Job: Transcribe the whole listing below without changing a word, but leave out every image.
::: Extracted material
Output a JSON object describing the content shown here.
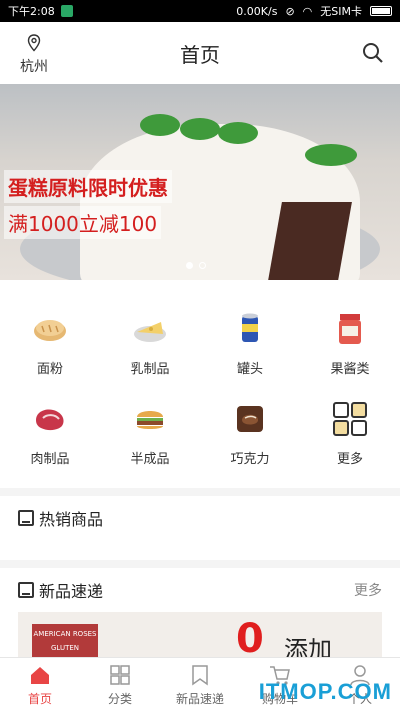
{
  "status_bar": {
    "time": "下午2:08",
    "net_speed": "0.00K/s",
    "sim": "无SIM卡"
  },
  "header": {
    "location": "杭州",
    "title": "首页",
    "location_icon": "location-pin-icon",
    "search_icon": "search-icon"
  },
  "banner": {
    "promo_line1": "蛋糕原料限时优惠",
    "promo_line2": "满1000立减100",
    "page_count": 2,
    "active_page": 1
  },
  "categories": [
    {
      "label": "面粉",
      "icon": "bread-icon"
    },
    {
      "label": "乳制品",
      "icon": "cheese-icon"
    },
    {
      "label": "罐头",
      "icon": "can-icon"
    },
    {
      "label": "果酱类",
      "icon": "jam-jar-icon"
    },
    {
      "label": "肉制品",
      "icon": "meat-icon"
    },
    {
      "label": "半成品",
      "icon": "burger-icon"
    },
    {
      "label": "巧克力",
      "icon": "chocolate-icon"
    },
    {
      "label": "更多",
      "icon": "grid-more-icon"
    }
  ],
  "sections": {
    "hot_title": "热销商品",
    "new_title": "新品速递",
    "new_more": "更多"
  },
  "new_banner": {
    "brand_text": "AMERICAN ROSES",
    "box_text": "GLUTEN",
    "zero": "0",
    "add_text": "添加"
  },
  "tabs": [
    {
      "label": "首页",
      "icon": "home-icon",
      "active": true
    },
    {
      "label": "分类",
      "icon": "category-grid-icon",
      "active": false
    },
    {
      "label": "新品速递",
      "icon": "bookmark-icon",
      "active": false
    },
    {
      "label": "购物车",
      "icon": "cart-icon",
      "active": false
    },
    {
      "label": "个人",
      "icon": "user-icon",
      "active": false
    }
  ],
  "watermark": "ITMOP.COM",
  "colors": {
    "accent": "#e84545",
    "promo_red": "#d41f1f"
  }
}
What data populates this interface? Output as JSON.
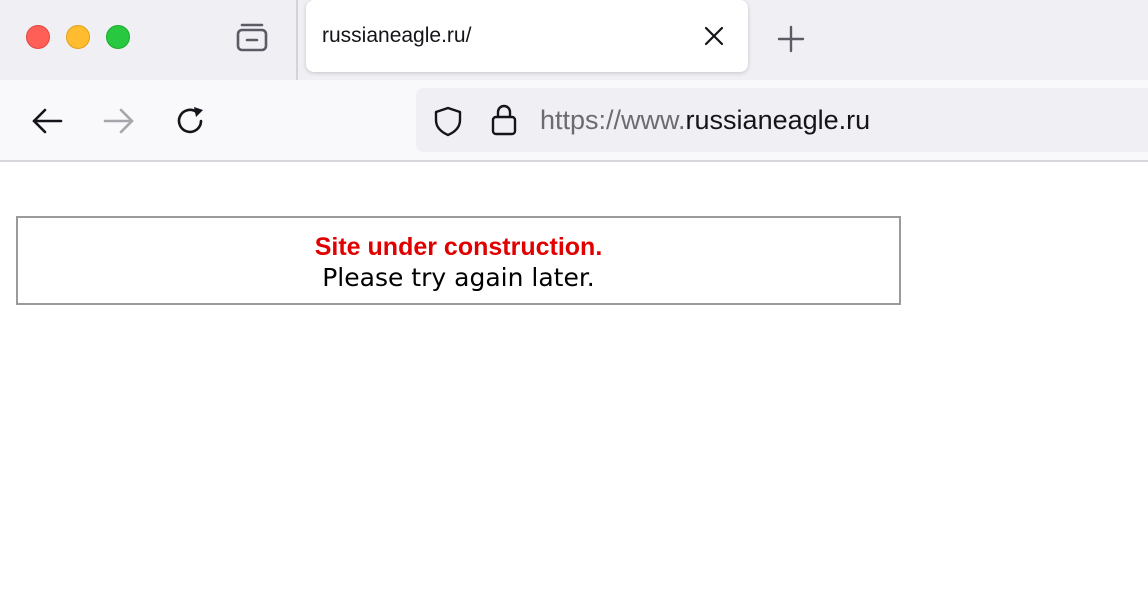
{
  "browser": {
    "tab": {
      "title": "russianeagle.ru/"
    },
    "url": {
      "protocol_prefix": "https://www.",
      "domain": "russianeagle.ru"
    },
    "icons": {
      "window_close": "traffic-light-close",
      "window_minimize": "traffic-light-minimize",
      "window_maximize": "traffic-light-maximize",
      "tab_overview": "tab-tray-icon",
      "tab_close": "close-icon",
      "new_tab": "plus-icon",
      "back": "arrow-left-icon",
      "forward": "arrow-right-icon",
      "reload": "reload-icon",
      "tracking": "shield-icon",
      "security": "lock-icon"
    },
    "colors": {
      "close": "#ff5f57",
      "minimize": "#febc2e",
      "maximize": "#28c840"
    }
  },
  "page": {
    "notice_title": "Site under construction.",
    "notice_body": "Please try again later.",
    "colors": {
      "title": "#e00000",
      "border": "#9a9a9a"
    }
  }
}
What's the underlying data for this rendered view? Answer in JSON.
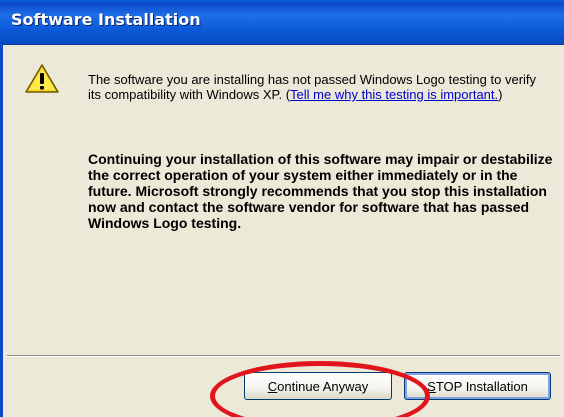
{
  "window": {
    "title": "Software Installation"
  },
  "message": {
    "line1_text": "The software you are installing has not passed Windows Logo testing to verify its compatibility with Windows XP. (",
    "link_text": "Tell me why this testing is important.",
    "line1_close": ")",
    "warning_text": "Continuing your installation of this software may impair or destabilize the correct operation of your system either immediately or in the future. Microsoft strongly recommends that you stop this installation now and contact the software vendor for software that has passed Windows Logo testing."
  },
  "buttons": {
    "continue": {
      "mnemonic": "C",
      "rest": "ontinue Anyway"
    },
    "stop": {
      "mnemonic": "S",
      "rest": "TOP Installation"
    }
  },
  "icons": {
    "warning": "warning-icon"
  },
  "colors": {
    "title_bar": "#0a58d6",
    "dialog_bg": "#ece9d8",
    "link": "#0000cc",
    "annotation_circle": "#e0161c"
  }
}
::::::
Response to this task:
Output a JSON object describing the content shown here.
{
  "status_bar": {
    "time": "下午2:08",
    "net_speed": "0.00K/s",
    "sim": "无SIM卡"
  },
  "header": {
    "location": "杭州",
    "title": "首页",
    "location_icon": "location-pin-icon",
    "search_icon": "search-icon"
  },
  "banner": {
    "promo_line1": "蛋糕原料限时优惠",
    "promo_line2": "满1000立减100",
    "page_count": 2,
    "active_page": 1
  },
  "categories": [
    {
      "label": "面粉",
      "icon": "bread-icon"
    },
    {
      "label": "乳制品",
      "icon": "cheese-icon"
    },
    {
      "label": "罐头",
      "icon": "can-icon"
    },
    {
      "label": "果酱类",
      "icon": "jam-jar-icon"
    },
    {
      "label": "肉制品",
      "icon": "meat-icon"
    },
    {
      "label": "半成品",
      "icon": "burger-icon"
    },
    {
      "label": "巧克力",
      "icon": "chocolate-icon"
    },
    {
      "label": "更多",
      "icon": "grid-more-icon"
    }
  ],
  "sections": {
    "hot_title": "热销商品",
    "new_title": "新品速递",
    "new_more": "更多"
  },
  "new_banner": {
    "brand_text": "AMERICAN ROSES",
    "box_text": "GLUTEN",
    "zero": "0",
    "add_text": "添加"
  },
  "tabs": [
    {
      "label": "首页",
      "icon": "home-icon",
      "active": true
    },
    {
      "label": "分类",
      "icon": "category-grid-icon",
      "active": false
    },
    {
      "label": "新品速递",
      "icon": "bookmark-icon",
      "active": false
    },
    {
      "label": "购物车",
      "icon": "cart-icon",
      "active": false
    },
    {
      "label": "个人",
      "icon": "user-icon",
      "active": false
    }
  ],
  "watermark": "ITMOP.COM",
  "colors": {
    "accent": "#e84545",
    "promo_red": "#d41f1f"
  }
}
What data populates this interface? Output as JSON.
{
  "browser": {
    "tab": {
      "title": "russianeagle.ru/"
    },
    "url": {
      "protocol_prefix": "https://www.",
      "domain": "russianeagle.ru"
    },
    "icons": {
      "window_close": "traffic-light-close",
      "window_minimize": "traffic-light-minimize",
      "window_maximize": "traffic-light-maximize",
      "tab_overview": "tab-tray-icon",
      "tab_close": "close-icon",
      "new_tab": "plus-icon",
      "back": "arrow-left-icon",
      "forward": "arrow-right-icon",
      "reload": "reload-icon",
      "tracking": "shield-icon",
      "security": "lock-icon"
    },
    "colors": {
      "close": "#ff5f57",
      "minimize": "#febc2e",
      "maximize": "#28c840"
    }
  },
  "page": {
    "notice_title": "Site under construction.",
    "notice_body": "Please try again later.",
    "colors": {
      "title": "#e00000",
      "border": "#9a9a9a"
    }
  }
}
What's the underlying data for this rendered view? Answer in JSON.
{
  "window": {
    "title": "Software Installation"
  },
  "message": {
    "line1_text": "The software you are installing has not passed Windows Logo testing to verify its compatibility with Windows XP. (",
    "link_text": "Tell me why this testing is important.",
    "line1_close": ")",
    "warning_text": "Continuing your installation of this software may impair or destabilize the correct operation of your system either immediately or in the future. Microsoft strongly recommends that you stop this installation now and contact the software vendor for software that has passed Windows Logo testing."
  },
  "buttons": {
    "continue": {
      "mnemonic": "C",
      "rest": "ontinue Anyway"
    },
    "stop": {
      "mnemonic": "S",
      "rest": "TOP Installation"
    }
  },
  "icons": {
    "warning": "warning-icon"
  },
  "colors": {
    "title_bar": "#0a58d6",
    "dialog_bg": "#ece9d8",
    "link": "#0000cc",
    "annotation_circle": "#e0161c"
  }
}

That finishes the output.